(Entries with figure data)
[BEGIN]

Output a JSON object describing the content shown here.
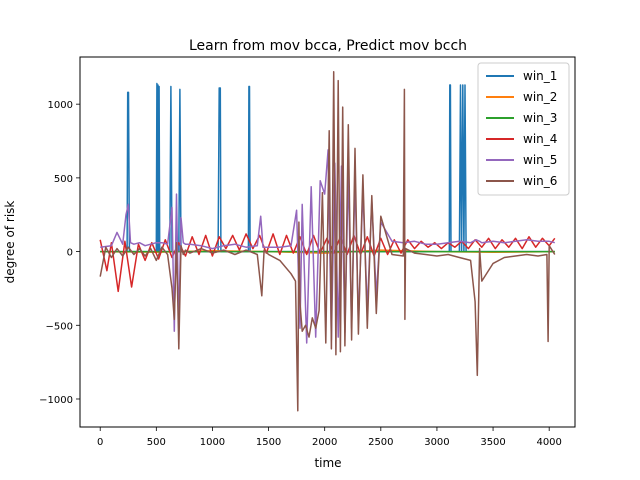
{
  "chart_data": {
    "type": "line",
    "title": "Learn from mov bcca, Predict mov bcch",
    "xlabel": "time",
    "ylabel": "degree of risk",
    "xlim": [
      -180,
      4230
    ],
    "ylim": [
      -1190,
      1320
    ],
    "xticks": [
      0,
      500,
      1000,
      1500,
      2000,
      2500,
      3000,
      3500,
      4000
    ],
    "yticks": [
      -1000,
      -500,
      0,
      500,
      1000
    ],
    "xtick_labels": [
      "0",
      "500",
      "1000",
      "1500",
      "2000",
      "2500",
      "3000",
      "3500",
      "4000"
    ],
    "ytick_labels": [
      "−1000",
      "−500",
      "0",
      "500",
      "1000"
    ],
    "grid": false,
    "legend_position": "top-right",
    "series": [
      {
        "name": "win_1",
        "color": "#1f77b4",
        "x": [
          0,
          240,
          245,
          252,
          260,
          500,
          505,
          510,
          515,
          520,
          525,
          530,
          620,
          630,
          640,
          700,
          710,
          720,
          1050,
          1060,
          1065,
          1070,
          1075,
          1320,
          1325,
          1330,
          1335,
          3110,
          3115,
          3120,
          3125,
          3200,
          3210,
          3220,
          3230,
          3240,
          3250,
          3260,
          4050
        ],
        "y": [
          0,
          0,
          1080,
          1080,
          0,
          0,
          1140,
          0,
          1130,
          0,
          1120,
          0,
          0,
          1120,
          0,
          0,
          1100,
          0,
          0,
          1110,
          1110,
          1110,
          0,
          0,
          1120,
          1120,
          0,
          0,
          1130,
          1130,
          0,
          0,
          1130,
          0,
          1130,
          0,
          1130,
          0,
          0
        ]
      },
      {
        "name": "win_2",
        "color": "#ff7f0e",
        "x": [
          0,
          500,
          1000,
          1500,
          2000,
          2500,
          3000,
          3500,
          4050
        ],
        "y": [
          0,
          -5,
          5,
          0,
          -10,
          10,
          0,
          -5,
          0
        ]
      },
      {
        "name": "win_3",
        "color": "#2ca02c",
        "x": [
          0,
          1000,
          2000,
          3000,
          4050
        ],
        "y": [
          0,
          0,
          0,
          0,
          0
        ]
      },
      {
        "name": "win_4",
        "color": "#d62728",
        "x": [
          0,
          60,
          100,
          160,
          220,
          280,
          340,
          400,
          460,
          520,
          580,
          640,
          700,
          760,
          820,
          880,
          940,
          1000,
          1060,
          1120,
          1180,
          1240,
          1300,
          1360,
          1420,
          1480,
          1540,
          1600,
          1660,
          1720,
          1780,
          1840,
          1900,
          1960,
          2020,
          2080,
          2140,
          2200,
          2260,
          2320,
          2380,
          2440,
          2500,
          2560,
          2620,
          2680,
          2740,
          2800,
          2860,
          2920,
          2980,
          3040,
          3100,
          3160,
          3220,
          3280,
          3340,
          3400,
          3460,
          3520,
          3580,
          3640,
          3700,
          3760,
          3820,
          3880,
          3940,
          4000,
          4050
        ],
        "y": [
          80,
          -130,
          60,
          -270,
          70,
          -240,
          50,
          -60,
          60,
          -50,
          80,
          -40,
          60,
          -30,
          100,
          -20,
          110,
          -30,
          100,
          20,
          110,
          10,
          120,
          20,
          110,
          -10,
          120,
          -20,
          110,
          -10,
          100,
          -20,
          110,
          -10,
          90,
          -10,
          100,
          -20,
          110,
          -20,
          100,
          -30,
          90,
          -20,
          80,
          -10,
          80,
          20,
          70,
          30,
          60,
          20,
          60,
          30,
          70,
          20,
          80,
          30,
          90,
          20,
          80,
          30,
          90,
          20,
          100,
          30,
          90,
          40,
          90
        ]
      },
      {
        "name": "win_5",
        "color": "#9467bd",
        "x": [
          0,
          100,
          150,
          200,
          230,
          250,
          270,
          300,
          350,
          400,
          450,
          500,
          550,
          600,
          640,
          660,
          680,
          700,
          720,
          740,
          760,
          800,
          900,
          1000,
          1100,
          1200,
          1300,
          1400,
          1430,
          1450,
          1500,
          1600,
          1700,
          1750,
          1780,
          1800,
          1840,
          1880,
          1920,
          1960,
          2000,
          2030,
          2060,
          2090,
          2120,
          2150,
          2180,
          2210,
          2240,
          2270,
          2300,
          2340,
          2380,
          2420,
          2460,
          2500,
          2600,
          2700,
          2800,
          2900,
          3000,
          3100,
          3200,
          3300,
          3350,
          3380,
          3400,
          3500,
          3600,
          3700,
          3800,
          3900,
          4000,
          4050
        ],
        "y": [
          30,
          40,
          130,
          50,
          250,
          320,
          60,
          50,
          60,
          40,
          50,
          60,
          60,
          50,
          300,
          -540,
          390,
          -520,
          230,
          60,
          50,
          50,
          40,
          20,
          40,
          50,
          30,
          40,
          240,
          30,
          30,
          30,
          40,
          280,
          -520,
          320,
          -620,
          440,
          -580,
          480,
          390,
          690,
          -600,
          600,
          -580,
          580,
          -550,
          540,
          -520,
          500,
          -480,
          420,
          -400,
          340,
          -300,
          200,
          70,
          60,
          70,
          50,
          50,
          60,
          70,
          60,
          80,
          70,
          60,
          70,
          60,
          70,
          80,
          70,
          70,
          60
        ]
      },
      {
        "name": "win_6",
        "color": "#8c564b",
        "x": [
          0,
          50,
          100,
          150,
          200,
          250,
          300,
          350,
          400,
          450,
          500,
          550,
          600,
          640,
          660,
          680,
          700,
          720,
          740,
          760,
          800,
          900,
          1000,
          1100,
          1200,
          1300,
          1400,
          1440,
          1460,
          1500,
          1600,
          1700,
          1740,
          1760,
          1770,
          1780,
          1800,
          1830,
          1860,
          1890,
          1920,
          1950,
          1980,
          2010,
          2040,
          2060,
          2080,
          2100,
          2120,
          2140,
          2160,
          2180,
          2210,
          2240,
          2270,
          2300,
          2340,
          2380,
          2420,
          2460,
          2500,
          2600,
          2700,
          2710,
          2715,
          2720,
          2800,
          2900,
          3000,
          3100,
          3200,
          3300,
          3340,
          3360,
          3380,
          3400,
          3500,
          3600,
          3700,
          3800,
          3900,
          3980,
          3990,
          4000,
          4050
        ],
        "y": [
          -170,
          30,
          -40,
          20,
          -30,
          30,
          -20,
          20,
          -30,
          20,
          -60,
          30,
          -20,
          -250,
          -460,
          60,
          -660,
          40,
          -20,
          10,
          -10,
          20,
          -10,
          10,
          -20,
          10,
          -20,
          -300,
          10,
          -20,
          -60,
          -150,
          -200,
          -1080,
          200,
          -350,
          -540,
          -500,
          -580,
          -450,
          -520,
          -400,
          400,
          -620,
          820,
          -660,
          1220,
          -700,
          1160,
          -680,
          980,
          -640,
          860,
          -600,
          700,
          -560,
          520,
          -520,
          380,
          -420,
          240,
          -20,
          -30,
          1100,
          -460,
          20,
          -10,
          -20,
          -30,
          -20,
          -40,
          -60,
          -340,
          -840,
          20,
          -200,
          -80,
          -40,
          -30,
          -20,
          -30,
          -20,
          -610,
          40,
          -20
        ]
      }
    ]
  }
}
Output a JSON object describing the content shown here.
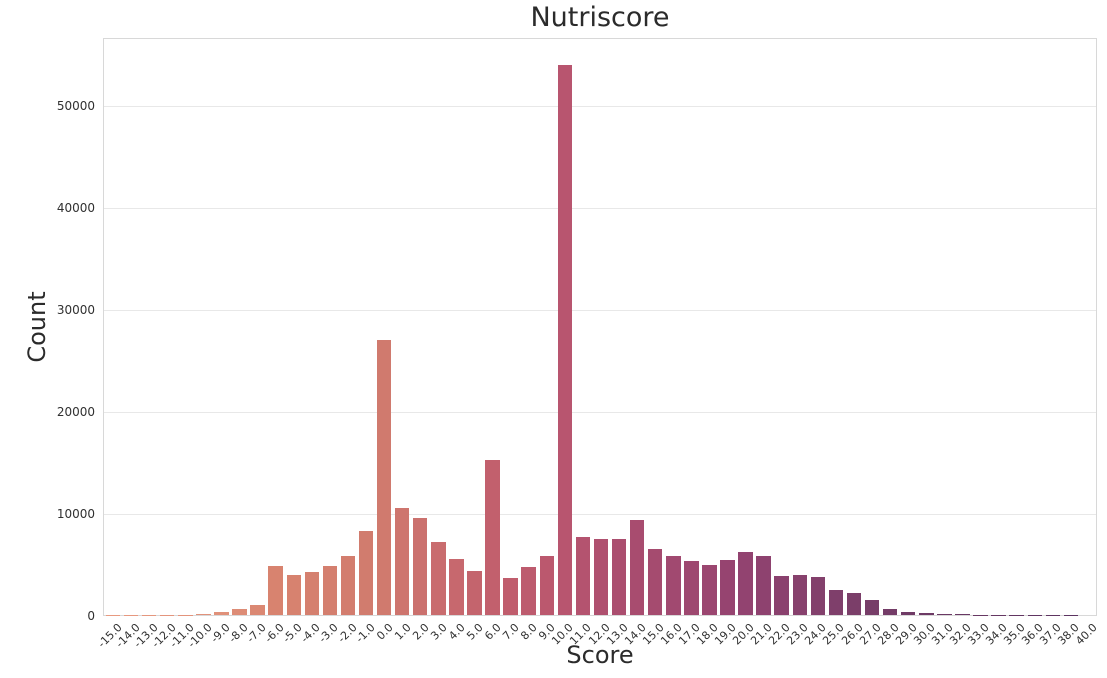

[END]

> _EXERCISE TASK_
Copy out each line word for word, please, skipping the images.

> _THE RESPONSE_
Output a JSON object describing the content shown here.
{
  "chart_data": {
    "type": "line",
    "title": "Learn from mov bcca, Predict mov bcch",
    "xlabel": "time",
    "ylabel": "degree of risk",
    "xlim": [
      -180,
      4230
    ],
    "ylim": [
      -1190,
      1320
    ],
    "xticks": [
      0,
      500,
      1000,
      1500,
      2000,
      2500,
      3000,
      3500,
      4000
    ],
    "yticks": [
      -1000,
      -500,
      0,
      500,
      1000
    ],
    "xtick_labels": [
      "0",
      "500",
      "1000",
      "1500",
      "2000",
      "2500",
      "3000",
      "3500",
      "4000"
    ],
    "ytick_labels": [
      "−1000",
      "−500",
      "0",
      "500",
      "1000"
    ],
    "grid": false,
    "legend_position": "top-right",
    "series": [
      {
        "name": "win_1",
        "color": "#1f77b4",
        "x": [
          0,
          240,
          245,
          252,
          260,
          500,
          505,
          510,
          515,
          520,
          525,
          530,
          620,
          630,
          640,
          700,
          710,
          720,
          1050,
          1060,
          1065,
          1070,
          1075,
          1320,
          1325,
          1330,
          1335,
          3110,
          3115,
          3120,
          3125,
          3200,
          3210,
          3220,
          3230,
          3240,
          3250,
          3260,
          4050
        ],
        "y": [
          0,
          0,
          1080,
          1080,
          0,
          0,
          1140,
          0,
          1130,
          0,
          1120,
          0,
          0,
          1120,
          0,
          0,
          1100,
          0,
          0,
          1110,
          1110,
          1110,
          0,
          0,
          1120,
          1120,
          0,
          0,
          1130,
          1130,
          0,
          0,
          1130,
          0,
          1130,
          0,
          1130,
          0,
          0
        ]
      },
      {
        "name": "win_2",
        "color": "#ff7f0e",
        "x": [
          0,
          500,
          1000,
          1500,
          2000,
          2500,
          3000,
          3500,
          4050
        ],
        "y": [
          0,
          -5,
          5,
          0,
          -10,
          10,
          0,
          -5,
          0
        ]
      },
      {
        "name": "win_3",
        "color": "#2ca02c",
        "x": [
          0,
          1000,
          2000,
          3000,
          4050
        ],
        "y": [
          0,
          0,
          0,
          0,
          0
        ]
      },
      {
        "name": "win_4",
        "color": "#d62728",
        "x": [
          0,
          60,
          100,
          160,
          220,
          280,
          340,
          400,
          460,
          520,
          580,
          640,
          700,
          760,
          820,
          880,
          940,
          1000,
          1060,
          1120,
          1180,
          1240,
          1300,
          1360,
          1420,
          1480,
          1540,
          1600,
          1660,
          1720,
          1780,
          1840,
          1900,
          1960,
          2020,
          2080,
          2140,
          2200,
          2260,
          2320,
          2380,
          2440,
          2500,
          2560,
          2620,
          2680,
          2740,
          2800,
          2860,
          2920,
          2980,
          3040,
          3100,
          3160,
          3220,
          3280,
          3340,
          3400,
          3460,
          3520,
          3580,
          3640,
          3700,
          3760,
          3820,
          3880,
          3940,
          4000,
          4050
        ],
        "y": [
          80,
          -130,
          60,
          -270,
          70,
          -240,
          50,
          -60,
          60,
          -50,
          80,
          -40,
          60,
          -30,
          100,
          -20,
          110,
          -30,
          100,
          20,
          110,
          10,
          120,
          20,
          110,
          -10,
          120,
          -20,
          110,
          -10,
          100,
          -20,
          110,
          -10,
          90,
          -10,
          100,
          -20,
          110,
          -20,
          100,
          -30,
          90,
          -20,
          80,
          -10,
          80,
          20,
          70,
          30,
          60,
          20,
          60,
          30,
          70,
          20,
          80,
          30,
          90,
          20,
          80,
          30,
          90,
          20,
          100,
          30,
          90,
          40,
          90
        ]
      },
      {
        "name": "win_5",
        "color": "#9467bd",
        "x": [
          0,
          100,
          150,
          200,
          230,
          250,
          270,
          300,
          350,
          400,
          450,
          500,
          550,
          600,
          640,
          660,
          680,
          700,
          720,
          740,
          760,
          800,
          900,
          1000,
          1100,
          1200,
          1300,
          1400,
          1430,
          1450,
          1500,
          1600,
          1700,
          1750,
          1780,
          1800,
          1840,
          1880,
          1920,
          1960,
          2000,
          2030,
          2060,
          2090,
          2120,
          2150,
          2180,
          2210,
          2240,
          2270,
          2300,
          2340,
          2380,
          2420,
          2460,
          2500,
          2600,
          2700,
          2800,
          2900,
          3000,
          3100,
          3200,
          3300,
          3350,
          3380,
          3400,
          3500,
          3600,
          3700,
          3800,
          3900,
          4000,
          4050
        ],
        "y": [
          30,
          40,
          130,
          50,
          250,
          320,
          60,
          50,
          60,
          40,
          50,
          60,
          60,
          50,
          300,
          -540,
          390,
          -520,
          230,
          60,
          50,
          50,
          40,
          20,
          40,
          50,
          30,
          40,
          240,
          30,
          30,
          30,
          40,
          280,
          -520,
          320,
          -620,
          440,
          -580,
          480,
          390,
          690,
          -600,
          600,
          -580,
          580,
          -550,
          540,
          -520,
          500,
          -480,
          420,
          -400,
          340,
          -300,
          200,
          70,
          60,
          70,
          50,
          50,
          60,
          70,
          60,
          80,
          70,
          60,
          70,
          60,
          70,
          80,
          70,
          70,
          60
        ]
      },
      {
        "name": "win_6",
        "color": "#8c564b",
        "x": [
          0,
          50,
          100,
          150,
          200,
          250,
          300,
          350,
          400,
          450,
          500,
          550,
          600,
          640,
          660,
          680,
          700,
          720,
          740,
          760,
          800,
          900,
          1000,
          1100,
          1200,
          1300,
          1400,
          1440,
          1460,
          1500,
          1600,
          1700,
          1740,
          1760,
          1770,
          1780,
          1800,
          1830,
          1860,
          1890,
          1920,
          1950,
          1980,
          2010,
          2040,
          2060,
          2080,
          2100,
          2120,
          2140,
          2160,
          2180,
          2210,
          2240,
          2270,
          2300,
          2340,
          2380,
          2420,
          2460,
          2500,
          2600,
          2700,
          2710,
          2715,
          2720,
          2800,
          2900,
          3000,
          3100,
          3200,
          3300,
          3340,
          3360,
          3380,
          3400,
          3500,
          3600,
          3700,
          3800,
          3900,
          3980,
          3990,
          4000,
          4050
        ],
        "y": [
          -170,
          30,
          -40,
          20,
          -30,
          30,
          -20,
          20,
          -30,
          20,
          -60,
          30,
          -20,
          -250,
          -460,
          60,
          -660,
          40,
          -20,
          10,
          -10,
          20,
          -10,
          10,
          -20,
          10,
          -20,
          -300,
          10,
          -20,
          -60,
          -150,
          -200,
          -1080,
          200,
          -350,
          -540,
          -500,
          -580,
          -450,
          -520,
          -400,
          400,
          -620,
          820,
          -660,
          1220,
          -700,
          1160,
          -680,
          980,
          -640,
          860,
          -600,
          700,
          -560,
          520,
          -520,
          380,
          -420,
          240,
          -20,
          -30,
          1100,
          -460,
          20,
          -10,
          -20,
          -30,
          -20,
          -40,
          -60,
          -340,
          -840,
          20,
          -200,
          -80,
          -40,
          -30,
          -20,
          -30,
          -20,
          -610,
          40,
          -20
        ]
      }
    ]
  }
}
Output a JSON object describing the content shown here.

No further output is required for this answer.